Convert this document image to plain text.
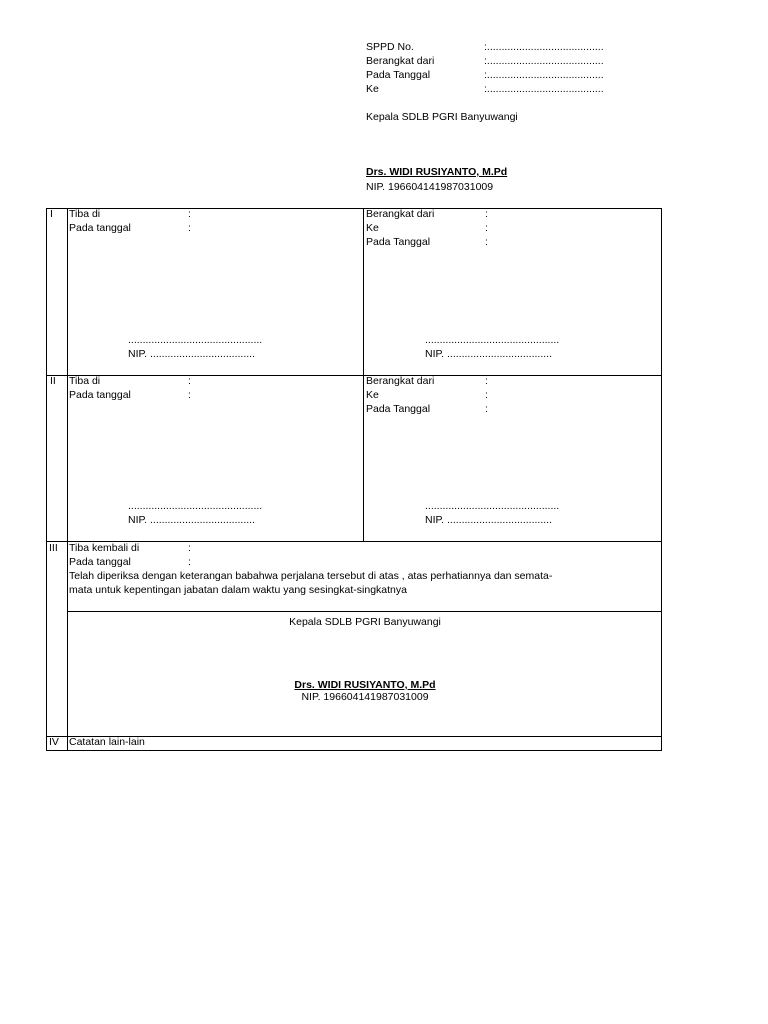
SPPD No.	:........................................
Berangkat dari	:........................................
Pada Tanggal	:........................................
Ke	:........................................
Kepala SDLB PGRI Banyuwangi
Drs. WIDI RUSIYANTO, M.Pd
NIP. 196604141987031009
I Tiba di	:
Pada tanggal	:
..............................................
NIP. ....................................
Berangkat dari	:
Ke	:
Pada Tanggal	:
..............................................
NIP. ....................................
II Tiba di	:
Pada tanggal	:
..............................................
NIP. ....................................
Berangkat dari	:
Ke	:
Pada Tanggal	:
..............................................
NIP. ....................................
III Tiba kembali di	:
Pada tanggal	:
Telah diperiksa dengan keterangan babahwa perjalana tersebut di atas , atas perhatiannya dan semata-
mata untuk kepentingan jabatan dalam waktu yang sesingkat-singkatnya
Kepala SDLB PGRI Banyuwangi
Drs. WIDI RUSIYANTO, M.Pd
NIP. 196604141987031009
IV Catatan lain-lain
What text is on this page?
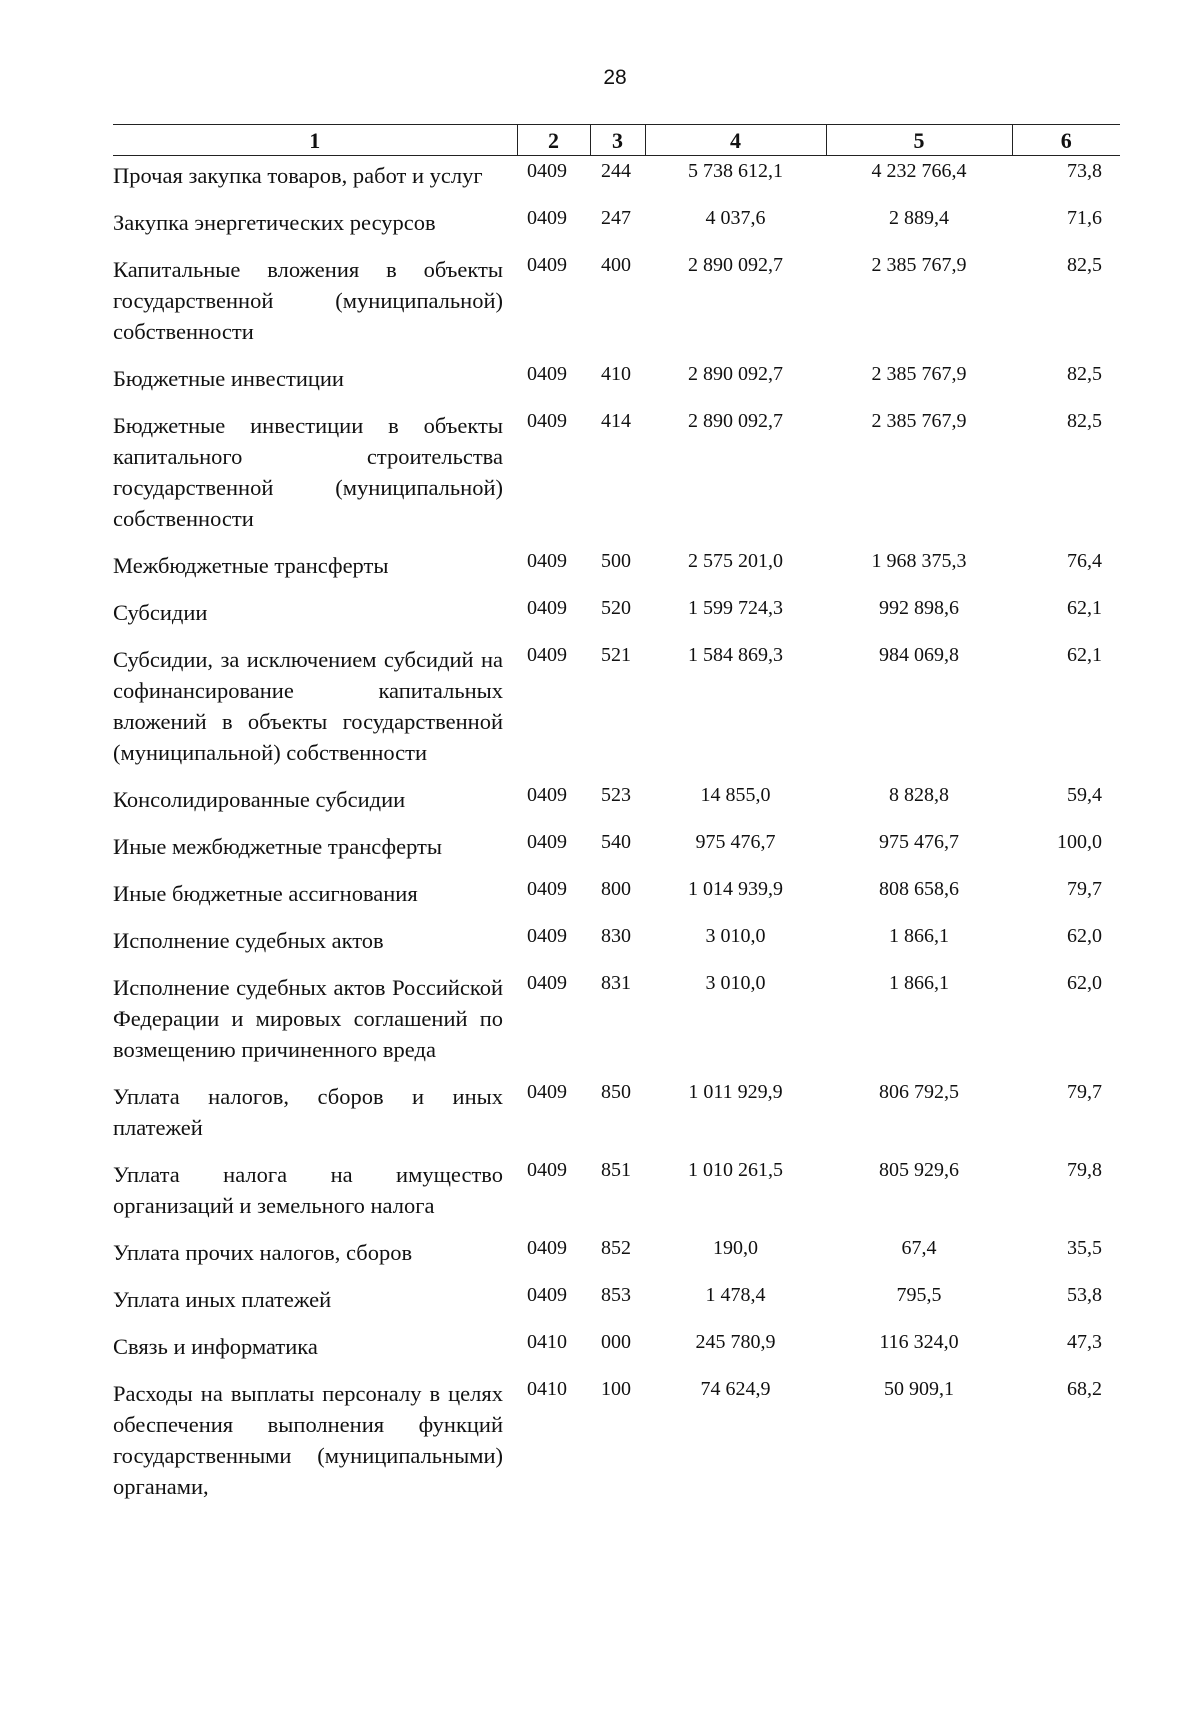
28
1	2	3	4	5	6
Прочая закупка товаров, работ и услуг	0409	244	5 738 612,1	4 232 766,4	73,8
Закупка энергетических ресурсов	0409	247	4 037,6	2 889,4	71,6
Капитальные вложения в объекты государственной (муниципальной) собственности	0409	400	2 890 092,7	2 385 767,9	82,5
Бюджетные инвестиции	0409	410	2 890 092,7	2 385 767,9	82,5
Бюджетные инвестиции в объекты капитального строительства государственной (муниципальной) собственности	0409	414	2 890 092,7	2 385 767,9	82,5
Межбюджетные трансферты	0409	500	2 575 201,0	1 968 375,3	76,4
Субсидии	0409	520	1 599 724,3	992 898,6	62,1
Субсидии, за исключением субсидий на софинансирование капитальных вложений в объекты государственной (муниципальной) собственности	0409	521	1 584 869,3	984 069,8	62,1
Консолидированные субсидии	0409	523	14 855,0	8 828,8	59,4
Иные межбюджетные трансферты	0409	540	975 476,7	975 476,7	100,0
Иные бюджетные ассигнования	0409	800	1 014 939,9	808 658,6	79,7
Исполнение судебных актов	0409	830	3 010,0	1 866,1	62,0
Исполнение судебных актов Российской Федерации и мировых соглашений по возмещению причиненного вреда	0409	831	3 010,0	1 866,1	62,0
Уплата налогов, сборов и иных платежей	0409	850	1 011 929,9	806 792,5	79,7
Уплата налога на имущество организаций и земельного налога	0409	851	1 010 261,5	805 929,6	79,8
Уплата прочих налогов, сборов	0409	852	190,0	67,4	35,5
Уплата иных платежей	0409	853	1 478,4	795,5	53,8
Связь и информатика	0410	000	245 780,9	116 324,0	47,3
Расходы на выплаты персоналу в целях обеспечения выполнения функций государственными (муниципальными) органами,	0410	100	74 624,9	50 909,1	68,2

- [Directive]
Without including any pictures, please restate all the records exactly.

- [Response below]
Convert this document image to plain text.
SPPD No.	:........................................
Berangkat dari	:........................................
Pada Tanggal	:........................................
Ke	:........................................
Kepala SDLB PGRI Banyuwangi
Drs. WIDI RUSIYANTO, M.Pd
NIP. 196604141987031009
I Tiba di	:
Pada tanggal	:
..............................................
NIP. ....................................
Berangkat dari	:
Ke	:
Pada Tanggal	:
..............................................
NIP. ....................................
II Tiba di	:
Pada tanggal	:
..............................................
NIP. ....................................
Berangkat dari	:
Ke	:
Pada Tanggal	:
..............................................
NIP. ....................................
III Tiba kembali di	:
Pada tanggal	:
Telah diperiksa dengan keterangan babahwa perjalana tersebut di atas , atas perhatiannya dan semata-
mata untuk kepentingan jabatan dalam waktu yang sesingkat-singkatnya
Kepala SDLB PGRI Banyuwangi
Drs. WIDI RUSIYANTO, M.Pd
NIP. 196604141987031009
IV Catatan lain-lain
What text is on this page?
28
1	2	3	4	5	6
Прочая закупка товаров, работ и услуг	0409	244	5 738 612,1	4 232 766,4	73,8
Закупка энергетических ресурсов	0409	247	4 037,6	2 889,4	71,6
Капитальные вложения в объекты государственной (муниципальной) собственности	0409	400	2 890 092,7	2 385 767,9	82,5
Бюджетные инвестиции	0409	410	2 890 092,7	2 385 767,9	82,5
Бюджетные инвестиции в объекты капитального строительства государственной (муниципальной) собственности	0409	414	2 890 092,7	2 385 767,9	82,5
Межбюджетные трансферты	0409	500	2 575 201,0	1 968 375,3	76,4
Субсидии	0409	520	1 599 724,3	992 898,6	62,1
Субсидии, за исключением субсидий на софинансирование капитальных вложений в объекты государственной (муниципальной) собственности	0409	521	1 584 869,3	984 069,8	62,1
Консолидированные субсидии	0409	523	14 855,0	8 828,8	59,4
Иные межбюджетные трансферты	0409	540	975 476,7	975 476,7	100,0
Иные бюджетные ассигнования	0409	800	1 014 939,9	808 658,6	79,7
Исполнение судебных актов	0409	830	3 010,0	1 866,1	62,0
Исполнение судебных актов Российской Федерации и мировых соглашений по возмещению причиненного вреда	0409	831	3 010,0	1 866,1	62,0
Уплата налогов, сборов и иных платежей	0409	850	1 011 929,9	806 792,5	79,7
Уплата налога на имущество организаций и земельного налога	0409	851	1 010 261,5	805 929,6	79,8
Уплата прочих налогов, сборов	0409	852	190,0	67,4	35,5
Уплата иных платежей	0409	853	1 478,4	795,5	53,8
Связь и информатика	0410	000	245 780,9	116 324,0	47,3
Расходы на выплаты персоналу в целях обеспечения выполнения функций государственными (муниципальными) органами,	0410	100	74 624,9	50 909,1	68,2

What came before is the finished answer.